Written task
State how many lines of the records contain the string "this", and give no other information.

(Collected data entries)
-.-.-
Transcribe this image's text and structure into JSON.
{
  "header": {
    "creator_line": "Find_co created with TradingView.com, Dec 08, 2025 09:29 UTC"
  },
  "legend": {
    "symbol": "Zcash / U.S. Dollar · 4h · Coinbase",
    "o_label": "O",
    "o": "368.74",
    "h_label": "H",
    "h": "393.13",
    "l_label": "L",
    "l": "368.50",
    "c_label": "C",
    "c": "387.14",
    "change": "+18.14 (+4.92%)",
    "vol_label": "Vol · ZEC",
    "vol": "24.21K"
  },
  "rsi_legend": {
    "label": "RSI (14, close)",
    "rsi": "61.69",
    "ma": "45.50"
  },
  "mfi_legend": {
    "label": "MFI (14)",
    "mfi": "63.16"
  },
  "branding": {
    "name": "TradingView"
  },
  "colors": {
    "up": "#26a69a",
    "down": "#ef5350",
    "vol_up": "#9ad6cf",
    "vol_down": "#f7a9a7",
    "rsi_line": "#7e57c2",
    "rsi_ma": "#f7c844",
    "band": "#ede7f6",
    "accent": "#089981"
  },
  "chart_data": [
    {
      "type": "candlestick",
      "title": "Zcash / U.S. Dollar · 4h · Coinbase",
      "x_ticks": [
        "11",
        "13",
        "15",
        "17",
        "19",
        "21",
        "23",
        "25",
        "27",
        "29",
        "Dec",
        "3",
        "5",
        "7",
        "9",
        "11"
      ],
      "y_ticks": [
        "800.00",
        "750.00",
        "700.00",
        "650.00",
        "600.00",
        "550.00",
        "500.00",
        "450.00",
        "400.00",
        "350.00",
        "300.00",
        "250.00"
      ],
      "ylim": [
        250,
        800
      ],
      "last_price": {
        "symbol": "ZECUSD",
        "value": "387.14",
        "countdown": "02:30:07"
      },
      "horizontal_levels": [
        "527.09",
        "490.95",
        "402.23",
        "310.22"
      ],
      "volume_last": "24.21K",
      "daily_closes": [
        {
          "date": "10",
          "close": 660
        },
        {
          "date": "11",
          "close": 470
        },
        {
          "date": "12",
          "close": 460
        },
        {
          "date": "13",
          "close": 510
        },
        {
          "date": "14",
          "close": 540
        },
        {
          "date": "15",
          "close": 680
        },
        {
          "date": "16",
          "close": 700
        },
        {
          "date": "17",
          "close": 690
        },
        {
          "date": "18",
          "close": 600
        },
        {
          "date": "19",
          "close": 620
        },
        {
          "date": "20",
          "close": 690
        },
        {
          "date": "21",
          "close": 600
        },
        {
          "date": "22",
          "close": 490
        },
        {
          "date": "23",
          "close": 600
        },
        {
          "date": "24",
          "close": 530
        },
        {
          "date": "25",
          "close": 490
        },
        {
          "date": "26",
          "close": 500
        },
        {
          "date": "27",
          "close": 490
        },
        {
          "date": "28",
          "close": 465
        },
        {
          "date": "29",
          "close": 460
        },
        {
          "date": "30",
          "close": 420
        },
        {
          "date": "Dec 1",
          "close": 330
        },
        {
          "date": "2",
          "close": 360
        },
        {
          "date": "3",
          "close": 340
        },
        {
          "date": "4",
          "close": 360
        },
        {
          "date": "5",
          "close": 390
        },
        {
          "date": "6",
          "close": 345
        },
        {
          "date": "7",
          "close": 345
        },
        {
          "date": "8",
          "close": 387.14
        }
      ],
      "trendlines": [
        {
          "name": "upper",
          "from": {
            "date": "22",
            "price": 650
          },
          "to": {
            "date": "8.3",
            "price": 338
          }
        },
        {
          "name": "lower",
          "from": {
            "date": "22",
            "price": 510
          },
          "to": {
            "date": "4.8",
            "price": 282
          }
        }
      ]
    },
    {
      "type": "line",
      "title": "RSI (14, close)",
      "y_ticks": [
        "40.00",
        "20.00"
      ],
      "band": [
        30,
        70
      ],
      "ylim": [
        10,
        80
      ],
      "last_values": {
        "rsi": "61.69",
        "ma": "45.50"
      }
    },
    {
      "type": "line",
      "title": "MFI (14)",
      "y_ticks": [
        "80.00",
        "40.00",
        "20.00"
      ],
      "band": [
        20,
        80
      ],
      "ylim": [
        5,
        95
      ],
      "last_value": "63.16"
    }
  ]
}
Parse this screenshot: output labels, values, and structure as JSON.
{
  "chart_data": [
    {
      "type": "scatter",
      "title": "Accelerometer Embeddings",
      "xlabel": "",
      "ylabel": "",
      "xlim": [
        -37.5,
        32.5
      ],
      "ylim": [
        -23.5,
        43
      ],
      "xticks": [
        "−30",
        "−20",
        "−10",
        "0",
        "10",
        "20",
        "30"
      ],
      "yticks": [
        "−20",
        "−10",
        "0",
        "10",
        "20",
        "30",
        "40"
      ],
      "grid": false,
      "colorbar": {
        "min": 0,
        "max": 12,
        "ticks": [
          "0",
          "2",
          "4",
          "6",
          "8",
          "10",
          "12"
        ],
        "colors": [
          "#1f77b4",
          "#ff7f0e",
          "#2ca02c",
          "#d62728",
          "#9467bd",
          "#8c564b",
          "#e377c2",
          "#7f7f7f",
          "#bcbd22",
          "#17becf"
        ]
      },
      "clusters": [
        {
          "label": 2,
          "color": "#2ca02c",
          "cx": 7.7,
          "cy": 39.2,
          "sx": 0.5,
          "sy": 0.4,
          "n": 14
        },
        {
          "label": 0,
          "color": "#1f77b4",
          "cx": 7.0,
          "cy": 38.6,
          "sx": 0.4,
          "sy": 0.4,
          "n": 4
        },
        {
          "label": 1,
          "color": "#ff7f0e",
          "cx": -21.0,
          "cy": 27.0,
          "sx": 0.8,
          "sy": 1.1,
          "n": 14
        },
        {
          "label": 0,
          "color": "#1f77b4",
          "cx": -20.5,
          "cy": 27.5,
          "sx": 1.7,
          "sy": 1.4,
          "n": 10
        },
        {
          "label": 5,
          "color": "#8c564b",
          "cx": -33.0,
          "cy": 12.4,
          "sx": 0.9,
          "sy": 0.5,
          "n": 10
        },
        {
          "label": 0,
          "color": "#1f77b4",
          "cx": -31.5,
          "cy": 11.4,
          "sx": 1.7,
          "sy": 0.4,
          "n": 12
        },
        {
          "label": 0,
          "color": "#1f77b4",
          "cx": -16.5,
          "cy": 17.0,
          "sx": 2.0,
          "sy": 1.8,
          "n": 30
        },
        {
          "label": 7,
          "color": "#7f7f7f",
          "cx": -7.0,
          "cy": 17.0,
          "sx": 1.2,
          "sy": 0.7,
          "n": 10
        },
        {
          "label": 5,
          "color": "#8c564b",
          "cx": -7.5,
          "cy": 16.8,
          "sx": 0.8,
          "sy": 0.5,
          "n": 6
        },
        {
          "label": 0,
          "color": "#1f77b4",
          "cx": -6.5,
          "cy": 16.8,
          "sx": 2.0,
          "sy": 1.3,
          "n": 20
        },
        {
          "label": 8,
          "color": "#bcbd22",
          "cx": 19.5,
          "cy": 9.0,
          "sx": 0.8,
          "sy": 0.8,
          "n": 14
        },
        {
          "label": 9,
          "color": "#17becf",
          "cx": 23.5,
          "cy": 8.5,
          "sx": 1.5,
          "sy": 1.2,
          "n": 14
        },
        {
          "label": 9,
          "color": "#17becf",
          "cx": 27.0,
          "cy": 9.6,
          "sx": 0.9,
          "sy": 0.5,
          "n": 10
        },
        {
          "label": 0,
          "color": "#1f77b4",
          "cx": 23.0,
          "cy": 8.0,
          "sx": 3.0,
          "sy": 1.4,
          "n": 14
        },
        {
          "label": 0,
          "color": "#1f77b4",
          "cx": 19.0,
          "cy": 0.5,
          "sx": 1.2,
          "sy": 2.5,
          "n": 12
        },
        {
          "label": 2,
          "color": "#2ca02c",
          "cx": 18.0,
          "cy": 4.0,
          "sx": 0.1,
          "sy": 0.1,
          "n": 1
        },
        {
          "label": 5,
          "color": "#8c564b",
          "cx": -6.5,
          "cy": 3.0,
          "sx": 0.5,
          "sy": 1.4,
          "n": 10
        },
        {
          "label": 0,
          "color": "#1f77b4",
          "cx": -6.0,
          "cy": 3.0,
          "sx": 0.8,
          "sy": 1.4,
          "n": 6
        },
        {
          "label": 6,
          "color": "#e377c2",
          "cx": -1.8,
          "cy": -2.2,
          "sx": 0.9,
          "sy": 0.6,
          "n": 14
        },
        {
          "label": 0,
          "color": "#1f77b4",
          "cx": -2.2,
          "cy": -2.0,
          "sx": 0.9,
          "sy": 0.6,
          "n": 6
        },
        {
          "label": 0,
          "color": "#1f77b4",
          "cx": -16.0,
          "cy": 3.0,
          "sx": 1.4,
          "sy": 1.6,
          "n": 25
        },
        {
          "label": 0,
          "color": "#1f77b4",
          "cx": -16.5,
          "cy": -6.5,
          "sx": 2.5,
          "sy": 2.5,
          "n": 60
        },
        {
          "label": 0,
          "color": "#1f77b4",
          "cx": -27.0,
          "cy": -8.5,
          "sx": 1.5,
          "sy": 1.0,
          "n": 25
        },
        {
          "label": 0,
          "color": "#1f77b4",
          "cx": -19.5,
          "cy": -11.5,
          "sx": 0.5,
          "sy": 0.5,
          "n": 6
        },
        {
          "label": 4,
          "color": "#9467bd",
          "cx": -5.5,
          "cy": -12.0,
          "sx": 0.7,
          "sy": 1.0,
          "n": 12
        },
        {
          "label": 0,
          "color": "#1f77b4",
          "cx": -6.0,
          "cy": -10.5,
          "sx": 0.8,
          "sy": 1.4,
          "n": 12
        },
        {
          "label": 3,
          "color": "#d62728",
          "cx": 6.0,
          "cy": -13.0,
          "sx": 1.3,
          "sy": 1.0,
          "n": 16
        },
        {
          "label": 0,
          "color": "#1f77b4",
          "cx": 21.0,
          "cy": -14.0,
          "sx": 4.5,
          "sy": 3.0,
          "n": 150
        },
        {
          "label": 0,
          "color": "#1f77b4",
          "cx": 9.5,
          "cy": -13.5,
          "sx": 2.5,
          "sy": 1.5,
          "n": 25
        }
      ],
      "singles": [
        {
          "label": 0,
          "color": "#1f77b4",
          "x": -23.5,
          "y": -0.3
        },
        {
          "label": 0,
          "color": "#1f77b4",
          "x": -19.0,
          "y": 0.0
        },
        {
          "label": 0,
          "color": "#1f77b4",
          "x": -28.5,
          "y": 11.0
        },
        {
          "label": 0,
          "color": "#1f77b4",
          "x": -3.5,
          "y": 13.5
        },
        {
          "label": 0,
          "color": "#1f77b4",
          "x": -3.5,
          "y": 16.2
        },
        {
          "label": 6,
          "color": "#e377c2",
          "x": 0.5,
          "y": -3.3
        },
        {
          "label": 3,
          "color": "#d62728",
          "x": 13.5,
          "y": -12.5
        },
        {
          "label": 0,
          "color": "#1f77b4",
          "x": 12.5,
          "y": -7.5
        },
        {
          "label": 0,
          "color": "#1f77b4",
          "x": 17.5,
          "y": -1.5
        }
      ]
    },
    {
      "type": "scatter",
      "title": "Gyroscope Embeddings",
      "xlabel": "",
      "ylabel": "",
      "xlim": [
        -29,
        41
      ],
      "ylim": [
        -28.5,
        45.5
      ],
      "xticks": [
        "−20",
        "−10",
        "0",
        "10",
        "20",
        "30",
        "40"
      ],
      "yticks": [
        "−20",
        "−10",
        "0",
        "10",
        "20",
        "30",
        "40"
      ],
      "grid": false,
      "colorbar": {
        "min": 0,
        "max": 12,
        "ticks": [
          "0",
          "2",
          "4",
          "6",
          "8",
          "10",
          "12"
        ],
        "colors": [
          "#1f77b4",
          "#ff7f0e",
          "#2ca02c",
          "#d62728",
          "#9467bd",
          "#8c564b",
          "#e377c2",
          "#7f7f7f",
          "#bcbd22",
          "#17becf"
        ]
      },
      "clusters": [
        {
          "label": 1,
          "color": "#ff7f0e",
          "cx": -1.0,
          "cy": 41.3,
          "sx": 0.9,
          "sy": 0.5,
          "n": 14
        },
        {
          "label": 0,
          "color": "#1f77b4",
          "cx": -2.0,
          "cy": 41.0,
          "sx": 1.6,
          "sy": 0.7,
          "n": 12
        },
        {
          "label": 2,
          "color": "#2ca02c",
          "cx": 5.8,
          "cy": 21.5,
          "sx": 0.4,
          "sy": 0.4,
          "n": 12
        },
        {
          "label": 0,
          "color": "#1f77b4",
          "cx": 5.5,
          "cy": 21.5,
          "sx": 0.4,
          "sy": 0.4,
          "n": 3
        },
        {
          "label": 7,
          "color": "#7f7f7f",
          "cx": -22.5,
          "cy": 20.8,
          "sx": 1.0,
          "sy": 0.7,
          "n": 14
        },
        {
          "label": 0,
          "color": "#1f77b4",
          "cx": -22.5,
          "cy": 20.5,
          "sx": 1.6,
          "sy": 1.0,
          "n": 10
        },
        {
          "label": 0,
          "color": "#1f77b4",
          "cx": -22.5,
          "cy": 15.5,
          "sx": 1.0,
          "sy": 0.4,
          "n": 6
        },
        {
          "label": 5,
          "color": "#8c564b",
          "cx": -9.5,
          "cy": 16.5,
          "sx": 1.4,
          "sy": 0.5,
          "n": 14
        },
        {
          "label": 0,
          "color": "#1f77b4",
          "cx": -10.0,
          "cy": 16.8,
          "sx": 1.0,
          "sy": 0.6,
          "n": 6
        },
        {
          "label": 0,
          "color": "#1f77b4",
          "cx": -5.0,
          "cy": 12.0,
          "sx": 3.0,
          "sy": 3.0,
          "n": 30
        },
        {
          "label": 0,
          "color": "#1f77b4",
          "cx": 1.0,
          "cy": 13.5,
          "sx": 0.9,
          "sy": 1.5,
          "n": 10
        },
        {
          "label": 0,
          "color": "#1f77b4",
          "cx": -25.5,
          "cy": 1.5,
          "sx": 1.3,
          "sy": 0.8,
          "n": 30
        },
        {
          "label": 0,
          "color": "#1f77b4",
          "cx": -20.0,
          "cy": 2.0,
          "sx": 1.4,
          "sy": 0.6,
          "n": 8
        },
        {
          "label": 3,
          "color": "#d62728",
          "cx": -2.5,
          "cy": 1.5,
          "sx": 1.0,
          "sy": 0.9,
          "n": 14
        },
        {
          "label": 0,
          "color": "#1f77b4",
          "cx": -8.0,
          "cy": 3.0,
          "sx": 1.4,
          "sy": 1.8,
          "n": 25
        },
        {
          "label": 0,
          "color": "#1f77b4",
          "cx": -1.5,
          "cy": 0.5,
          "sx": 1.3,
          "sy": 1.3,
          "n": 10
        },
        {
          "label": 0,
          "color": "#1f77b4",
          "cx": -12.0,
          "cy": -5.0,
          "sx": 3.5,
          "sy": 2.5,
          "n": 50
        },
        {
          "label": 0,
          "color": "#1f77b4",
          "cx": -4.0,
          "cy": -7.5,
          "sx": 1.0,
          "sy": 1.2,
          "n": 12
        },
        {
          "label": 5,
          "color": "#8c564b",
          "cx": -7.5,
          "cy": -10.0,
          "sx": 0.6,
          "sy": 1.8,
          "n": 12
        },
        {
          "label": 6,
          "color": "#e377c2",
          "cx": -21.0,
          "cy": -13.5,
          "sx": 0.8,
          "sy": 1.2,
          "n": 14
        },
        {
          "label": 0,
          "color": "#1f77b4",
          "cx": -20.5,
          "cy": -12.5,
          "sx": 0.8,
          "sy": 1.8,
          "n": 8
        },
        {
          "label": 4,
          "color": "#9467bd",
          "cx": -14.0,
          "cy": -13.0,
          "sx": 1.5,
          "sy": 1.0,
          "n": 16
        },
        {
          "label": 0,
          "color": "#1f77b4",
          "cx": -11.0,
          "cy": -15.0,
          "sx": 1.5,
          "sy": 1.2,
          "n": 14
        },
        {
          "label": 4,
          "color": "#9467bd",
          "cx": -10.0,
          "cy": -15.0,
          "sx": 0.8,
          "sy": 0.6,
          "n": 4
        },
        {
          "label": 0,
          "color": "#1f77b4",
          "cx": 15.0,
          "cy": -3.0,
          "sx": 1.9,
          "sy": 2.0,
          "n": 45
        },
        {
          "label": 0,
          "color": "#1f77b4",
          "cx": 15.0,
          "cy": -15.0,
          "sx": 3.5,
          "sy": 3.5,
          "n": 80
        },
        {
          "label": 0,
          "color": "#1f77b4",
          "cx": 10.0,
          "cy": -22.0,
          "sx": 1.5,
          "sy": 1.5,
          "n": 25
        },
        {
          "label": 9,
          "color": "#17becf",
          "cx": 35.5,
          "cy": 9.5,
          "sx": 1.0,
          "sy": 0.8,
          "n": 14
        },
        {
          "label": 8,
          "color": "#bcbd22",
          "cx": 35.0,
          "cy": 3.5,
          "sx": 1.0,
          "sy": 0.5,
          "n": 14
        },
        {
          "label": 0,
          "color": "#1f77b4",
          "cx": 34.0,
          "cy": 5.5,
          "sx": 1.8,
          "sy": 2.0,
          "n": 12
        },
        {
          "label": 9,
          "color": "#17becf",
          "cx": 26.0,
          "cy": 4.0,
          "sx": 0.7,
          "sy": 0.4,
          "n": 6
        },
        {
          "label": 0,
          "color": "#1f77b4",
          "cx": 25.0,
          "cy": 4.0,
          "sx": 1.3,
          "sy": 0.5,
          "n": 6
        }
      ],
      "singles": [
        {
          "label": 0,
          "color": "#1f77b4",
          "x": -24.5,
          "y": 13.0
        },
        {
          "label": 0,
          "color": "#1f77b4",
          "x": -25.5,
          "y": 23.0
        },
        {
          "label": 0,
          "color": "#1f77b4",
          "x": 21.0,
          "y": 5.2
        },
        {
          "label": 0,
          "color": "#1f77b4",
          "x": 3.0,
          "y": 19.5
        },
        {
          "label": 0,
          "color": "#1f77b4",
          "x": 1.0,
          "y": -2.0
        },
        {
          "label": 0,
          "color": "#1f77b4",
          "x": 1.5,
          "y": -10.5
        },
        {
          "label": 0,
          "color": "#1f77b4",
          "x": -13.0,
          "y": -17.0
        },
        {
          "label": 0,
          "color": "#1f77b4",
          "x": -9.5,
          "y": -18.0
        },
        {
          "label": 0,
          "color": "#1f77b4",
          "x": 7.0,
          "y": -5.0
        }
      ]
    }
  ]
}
-.-.-
Complete output
2